• **Challenge**:
Note how many lines include the word "Source", and give that number by itself.

• **Material for this task**:
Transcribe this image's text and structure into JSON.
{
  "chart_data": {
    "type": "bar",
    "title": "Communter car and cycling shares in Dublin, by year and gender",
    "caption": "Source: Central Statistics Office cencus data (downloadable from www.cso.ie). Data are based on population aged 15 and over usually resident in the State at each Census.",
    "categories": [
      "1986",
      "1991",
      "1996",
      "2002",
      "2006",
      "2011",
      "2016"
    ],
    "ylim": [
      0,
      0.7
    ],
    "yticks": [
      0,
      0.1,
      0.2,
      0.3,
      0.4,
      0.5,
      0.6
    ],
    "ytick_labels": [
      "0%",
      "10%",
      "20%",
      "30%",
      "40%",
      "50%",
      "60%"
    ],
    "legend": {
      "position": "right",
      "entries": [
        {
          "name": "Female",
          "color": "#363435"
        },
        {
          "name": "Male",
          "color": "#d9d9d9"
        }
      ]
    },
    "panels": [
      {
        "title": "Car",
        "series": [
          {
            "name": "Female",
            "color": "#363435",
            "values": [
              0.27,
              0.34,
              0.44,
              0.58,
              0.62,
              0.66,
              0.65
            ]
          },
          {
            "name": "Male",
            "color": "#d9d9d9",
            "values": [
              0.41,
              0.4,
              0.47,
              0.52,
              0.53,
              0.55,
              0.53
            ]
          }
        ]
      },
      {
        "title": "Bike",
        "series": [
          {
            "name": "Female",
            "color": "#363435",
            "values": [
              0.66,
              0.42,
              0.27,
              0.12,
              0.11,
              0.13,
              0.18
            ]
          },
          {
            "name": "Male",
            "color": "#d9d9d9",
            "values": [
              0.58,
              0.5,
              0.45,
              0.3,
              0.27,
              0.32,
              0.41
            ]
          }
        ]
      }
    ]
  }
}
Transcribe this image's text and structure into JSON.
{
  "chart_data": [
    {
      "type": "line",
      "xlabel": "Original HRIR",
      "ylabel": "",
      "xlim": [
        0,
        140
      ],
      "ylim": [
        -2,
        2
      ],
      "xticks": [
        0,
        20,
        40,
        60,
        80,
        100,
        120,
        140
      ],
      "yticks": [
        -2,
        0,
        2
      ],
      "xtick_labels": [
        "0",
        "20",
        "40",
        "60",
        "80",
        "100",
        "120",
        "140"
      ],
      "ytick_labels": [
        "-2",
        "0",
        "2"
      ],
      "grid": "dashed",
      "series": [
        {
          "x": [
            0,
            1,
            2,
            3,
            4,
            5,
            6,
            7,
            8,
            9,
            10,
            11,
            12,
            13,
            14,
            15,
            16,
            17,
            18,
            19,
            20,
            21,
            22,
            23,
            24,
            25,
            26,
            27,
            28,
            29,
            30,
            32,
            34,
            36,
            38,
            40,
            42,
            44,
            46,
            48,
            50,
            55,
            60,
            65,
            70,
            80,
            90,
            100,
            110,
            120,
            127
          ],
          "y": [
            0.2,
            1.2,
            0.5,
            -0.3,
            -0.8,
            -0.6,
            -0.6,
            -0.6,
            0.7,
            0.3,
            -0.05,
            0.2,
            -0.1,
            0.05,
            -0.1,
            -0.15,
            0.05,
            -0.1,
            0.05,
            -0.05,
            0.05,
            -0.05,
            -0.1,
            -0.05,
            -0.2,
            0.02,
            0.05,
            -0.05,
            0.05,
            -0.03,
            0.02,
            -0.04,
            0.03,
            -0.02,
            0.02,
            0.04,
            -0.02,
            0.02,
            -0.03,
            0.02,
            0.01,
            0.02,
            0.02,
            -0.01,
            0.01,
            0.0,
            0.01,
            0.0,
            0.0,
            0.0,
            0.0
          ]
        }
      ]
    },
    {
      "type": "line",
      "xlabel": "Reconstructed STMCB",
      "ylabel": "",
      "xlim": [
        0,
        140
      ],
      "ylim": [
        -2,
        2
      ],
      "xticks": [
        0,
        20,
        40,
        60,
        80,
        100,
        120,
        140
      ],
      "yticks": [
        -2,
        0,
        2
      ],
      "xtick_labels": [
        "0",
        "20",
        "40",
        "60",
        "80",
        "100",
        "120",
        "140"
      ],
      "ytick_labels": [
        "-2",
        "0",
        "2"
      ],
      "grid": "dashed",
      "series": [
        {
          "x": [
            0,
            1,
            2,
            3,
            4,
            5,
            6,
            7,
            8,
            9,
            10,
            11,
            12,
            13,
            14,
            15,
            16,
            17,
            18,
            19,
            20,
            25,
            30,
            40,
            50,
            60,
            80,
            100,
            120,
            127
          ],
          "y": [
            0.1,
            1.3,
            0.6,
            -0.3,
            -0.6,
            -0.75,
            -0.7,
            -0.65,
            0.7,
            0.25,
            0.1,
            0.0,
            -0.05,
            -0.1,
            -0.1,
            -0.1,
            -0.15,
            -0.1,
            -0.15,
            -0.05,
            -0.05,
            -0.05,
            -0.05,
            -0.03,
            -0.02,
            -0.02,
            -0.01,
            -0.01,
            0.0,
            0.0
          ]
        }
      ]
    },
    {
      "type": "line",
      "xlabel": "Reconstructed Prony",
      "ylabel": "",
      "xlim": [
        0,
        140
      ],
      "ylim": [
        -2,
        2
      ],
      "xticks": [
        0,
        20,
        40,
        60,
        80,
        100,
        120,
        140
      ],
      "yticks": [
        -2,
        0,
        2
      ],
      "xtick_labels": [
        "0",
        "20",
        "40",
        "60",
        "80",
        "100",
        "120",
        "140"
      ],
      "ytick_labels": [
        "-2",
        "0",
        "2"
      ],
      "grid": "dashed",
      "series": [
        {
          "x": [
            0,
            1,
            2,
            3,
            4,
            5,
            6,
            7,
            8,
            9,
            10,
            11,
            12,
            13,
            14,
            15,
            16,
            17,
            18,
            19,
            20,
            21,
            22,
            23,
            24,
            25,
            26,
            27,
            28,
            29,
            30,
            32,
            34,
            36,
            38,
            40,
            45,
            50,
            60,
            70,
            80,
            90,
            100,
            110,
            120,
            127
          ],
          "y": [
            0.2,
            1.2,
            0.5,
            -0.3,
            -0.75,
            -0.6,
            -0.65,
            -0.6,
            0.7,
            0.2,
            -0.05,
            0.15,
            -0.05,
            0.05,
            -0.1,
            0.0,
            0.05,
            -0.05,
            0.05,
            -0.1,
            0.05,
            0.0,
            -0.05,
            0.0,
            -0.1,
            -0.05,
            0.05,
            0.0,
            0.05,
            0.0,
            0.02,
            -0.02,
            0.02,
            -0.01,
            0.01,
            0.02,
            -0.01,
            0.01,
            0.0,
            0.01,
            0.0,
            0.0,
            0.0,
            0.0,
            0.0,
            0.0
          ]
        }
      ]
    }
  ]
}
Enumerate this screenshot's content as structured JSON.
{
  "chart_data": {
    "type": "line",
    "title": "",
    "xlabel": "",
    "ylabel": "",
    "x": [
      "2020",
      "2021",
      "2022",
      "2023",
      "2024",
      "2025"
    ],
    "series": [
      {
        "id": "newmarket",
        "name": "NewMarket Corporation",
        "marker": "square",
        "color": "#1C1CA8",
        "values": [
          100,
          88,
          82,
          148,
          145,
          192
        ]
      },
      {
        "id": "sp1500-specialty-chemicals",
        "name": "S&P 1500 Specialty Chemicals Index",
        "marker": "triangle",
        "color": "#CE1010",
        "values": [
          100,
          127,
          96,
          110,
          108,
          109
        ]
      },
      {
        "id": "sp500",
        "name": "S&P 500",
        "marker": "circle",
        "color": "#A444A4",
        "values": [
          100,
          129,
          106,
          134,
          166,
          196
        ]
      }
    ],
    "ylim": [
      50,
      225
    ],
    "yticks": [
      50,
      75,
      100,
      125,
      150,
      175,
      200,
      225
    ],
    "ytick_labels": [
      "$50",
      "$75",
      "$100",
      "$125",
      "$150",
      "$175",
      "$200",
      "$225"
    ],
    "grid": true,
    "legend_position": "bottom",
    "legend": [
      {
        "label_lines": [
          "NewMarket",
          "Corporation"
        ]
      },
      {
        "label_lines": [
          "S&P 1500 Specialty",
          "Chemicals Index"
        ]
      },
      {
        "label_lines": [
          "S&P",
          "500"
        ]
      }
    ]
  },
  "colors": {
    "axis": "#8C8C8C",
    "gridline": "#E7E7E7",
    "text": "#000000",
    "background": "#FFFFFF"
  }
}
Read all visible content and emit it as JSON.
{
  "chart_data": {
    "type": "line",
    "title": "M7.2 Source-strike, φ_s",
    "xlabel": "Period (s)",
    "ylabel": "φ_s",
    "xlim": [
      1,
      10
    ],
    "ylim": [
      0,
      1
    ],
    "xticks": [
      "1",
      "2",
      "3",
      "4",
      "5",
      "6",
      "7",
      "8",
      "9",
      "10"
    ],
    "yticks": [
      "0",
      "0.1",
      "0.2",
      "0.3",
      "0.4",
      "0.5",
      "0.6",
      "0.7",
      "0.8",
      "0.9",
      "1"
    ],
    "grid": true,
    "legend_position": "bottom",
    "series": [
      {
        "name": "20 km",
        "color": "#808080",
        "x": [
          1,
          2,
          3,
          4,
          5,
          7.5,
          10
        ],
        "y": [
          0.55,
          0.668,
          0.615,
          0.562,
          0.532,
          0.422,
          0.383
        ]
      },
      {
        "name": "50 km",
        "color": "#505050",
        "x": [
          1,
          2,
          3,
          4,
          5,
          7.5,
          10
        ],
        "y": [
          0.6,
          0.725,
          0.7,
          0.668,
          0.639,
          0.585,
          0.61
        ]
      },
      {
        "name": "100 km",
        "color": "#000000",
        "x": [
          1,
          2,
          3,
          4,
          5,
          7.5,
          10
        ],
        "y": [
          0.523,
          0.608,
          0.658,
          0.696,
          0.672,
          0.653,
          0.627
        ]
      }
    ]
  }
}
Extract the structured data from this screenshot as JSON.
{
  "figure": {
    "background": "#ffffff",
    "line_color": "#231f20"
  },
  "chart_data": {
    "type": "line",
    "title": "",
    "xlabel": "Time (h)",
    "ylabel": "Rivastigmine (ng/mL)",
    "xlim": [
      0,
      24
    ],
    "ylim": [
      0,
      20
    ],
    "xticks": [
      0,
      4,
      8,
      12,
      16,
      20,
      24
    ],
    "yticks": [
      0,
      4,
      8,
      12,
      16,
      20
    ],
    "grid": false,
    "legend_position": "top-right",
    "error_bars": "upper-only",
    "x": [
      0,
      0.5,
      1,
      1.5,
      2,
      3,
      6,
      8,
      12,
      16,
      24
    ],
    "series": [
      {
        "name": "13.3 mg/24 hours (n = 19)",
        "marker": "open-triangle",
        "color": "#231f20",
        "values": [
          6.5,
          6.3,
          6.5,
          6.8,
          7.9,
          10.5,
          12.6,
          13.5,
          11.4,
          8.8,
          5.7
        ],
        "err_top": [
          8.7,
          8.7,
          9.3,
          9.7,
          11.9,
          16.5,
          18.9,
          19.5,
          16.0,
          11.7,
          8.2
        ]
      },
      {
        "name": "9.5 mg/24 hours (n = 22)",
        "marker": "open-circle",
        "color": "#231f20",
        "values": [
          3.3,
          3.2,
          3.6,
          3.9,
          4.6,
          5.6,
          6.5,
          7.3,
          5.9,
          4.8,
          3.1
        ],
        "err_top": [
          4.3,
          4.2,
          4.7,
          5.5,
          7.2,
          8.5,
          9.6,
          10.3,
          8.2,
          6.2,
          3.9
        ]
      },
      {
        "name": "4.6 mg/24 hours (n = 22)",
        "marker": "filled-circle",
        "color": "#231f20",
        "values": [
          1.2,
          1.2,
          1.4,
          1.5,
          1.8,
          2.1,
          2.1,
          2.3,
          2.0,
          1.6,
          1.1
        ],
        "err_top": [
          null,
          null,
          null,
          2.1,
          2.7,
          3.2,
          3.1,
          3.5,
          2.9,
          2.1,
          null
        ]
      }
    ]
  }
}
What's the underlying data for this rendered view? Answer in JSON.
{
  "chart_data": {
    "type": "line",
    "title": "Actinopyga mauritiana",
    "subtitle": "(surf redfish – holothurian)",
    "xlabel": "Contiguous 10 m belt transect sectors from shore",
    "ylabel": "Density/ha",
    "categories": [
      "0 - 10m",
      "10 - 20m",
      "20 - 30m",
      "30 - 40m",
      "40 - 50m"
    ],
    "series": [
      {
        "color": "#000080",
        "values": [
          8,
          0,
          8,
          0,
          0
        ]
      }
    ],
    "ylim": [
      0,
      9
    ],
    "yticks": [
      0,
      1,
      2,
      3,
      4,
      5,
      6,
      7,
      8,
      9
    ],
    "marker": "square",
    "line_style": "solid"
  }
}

• **Exercise result**:
2